▸ RECORDS TO USE:
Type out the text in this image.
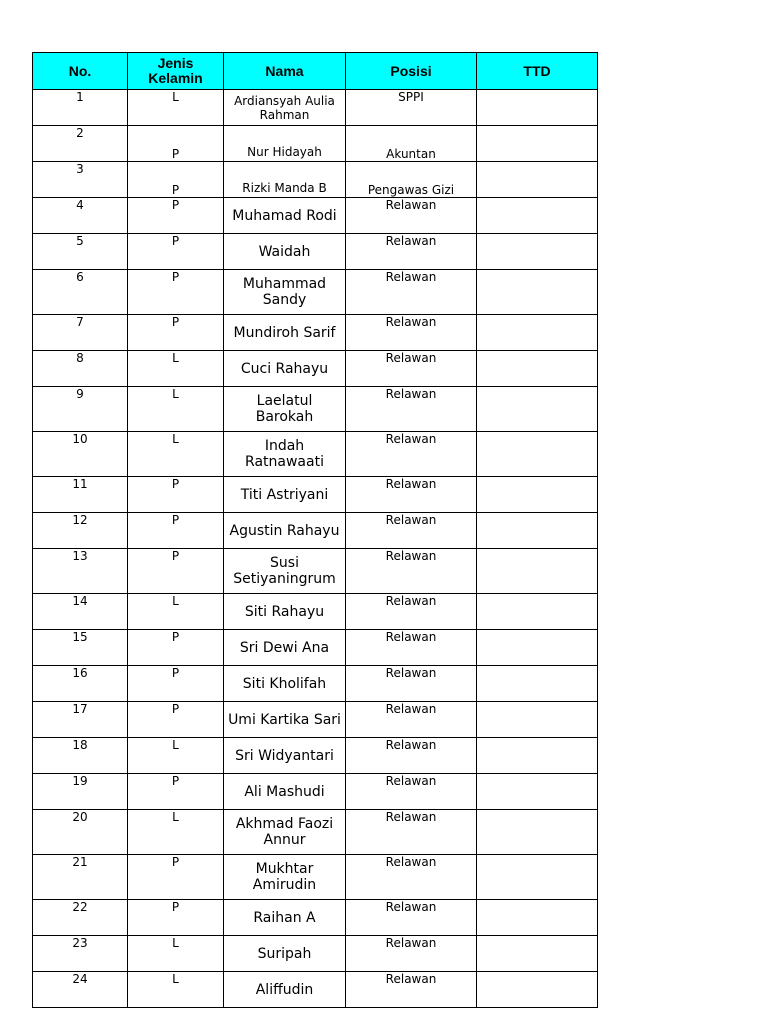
No.	Jenis Kelamin	Nama	Posisi	TTD
1	L	Ardiansyah Aulia Rahman	SPPI	
2	P	Nur Hidayah	Akuntan	
3	P	Rizki Manda B	Pengawas Gizi	
4	P	Muhamad Rodi	Relawan	
5	P	Waidah	Relawan	
6	P	Muhammad Sandy	Relawan	
7	P	Mundiroh Sarif	Relawan	
8	L	Cuci Rahayu	Relawan	
9	L	Laelatul Barokah	Relawan	
10	L	Indah Ratnawaati	Relawan	
11	P	Titi Astriyani	Relawan	
12	P	Agustin Rahayu	Relawan	
13	P	Susi Setiyaningrum	Relawan	
14	L	Siti Rahayu	Relawan	
15	P	Sri Dewi Ana	Relawan	
16	P	Siti Kholifah	Relawan	
17	P	Umi Kartika Sari	Relawan	
18	L	Sri Widyantari	Relawan	
19	P	Ali Mashudi	Relawan	
20	L	Akhmad Faozi Annur	Relawan	
21	P	Mukhtar Amirudin	Relawan	
22	P	Raihan A	Relawan	
23	L	Suripah	Relawan	
24	L	Aliffudin	Relawan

▸ GOAL: Give back the whole listing as it stands, minus its pictures.

▸ RESPONSE:
Type out the text in this image.
No.	Jenis Kelamin	Nama	Posisi	TTD
1	L	Ardiansyah Aulia Rahman	SPPI	
2	P	Nur Hidayah	Akuntan	
3	P	Rizki Manda B	Pengawas Gizi	
4	P	Muhamad Rodi	Relawan	
5	P	Waidah	Relawan	
6	P	Muhammad Sandy	Relawan	
7	P	Mundiroh Sarif	Relawan	
8	L	Cuci Rahayu	Relawan	
9	L	Laelatul Barokah	Relawan	
10	L	Indah Ratnawaati	Relawan	
11	P	Titi Astriyani	Relawan	
12	P	Agustin Rahayu	Relawan	
13	P	Susi Setiyaningrum	Relawan	
14	L	Siti Rahayu	Relawan	
15	P	Sri Dewi Ana	Relawan	
16	P	Siti Kholifah	Relawan	
17	P	Umi Kartika Sari	Relawan	
18	L	Sri Widyantari	Relawan	
19	P	Ali Mashudi	Relawan	
20	L	Akhmad Faozi Annur	Relawan	
21	P	Mukhtar Amirudin	Relawan	
22	P	Raihan A	Relawan	
23	L	Suripah	Relawan	
24	L	Aliffudin	Relawan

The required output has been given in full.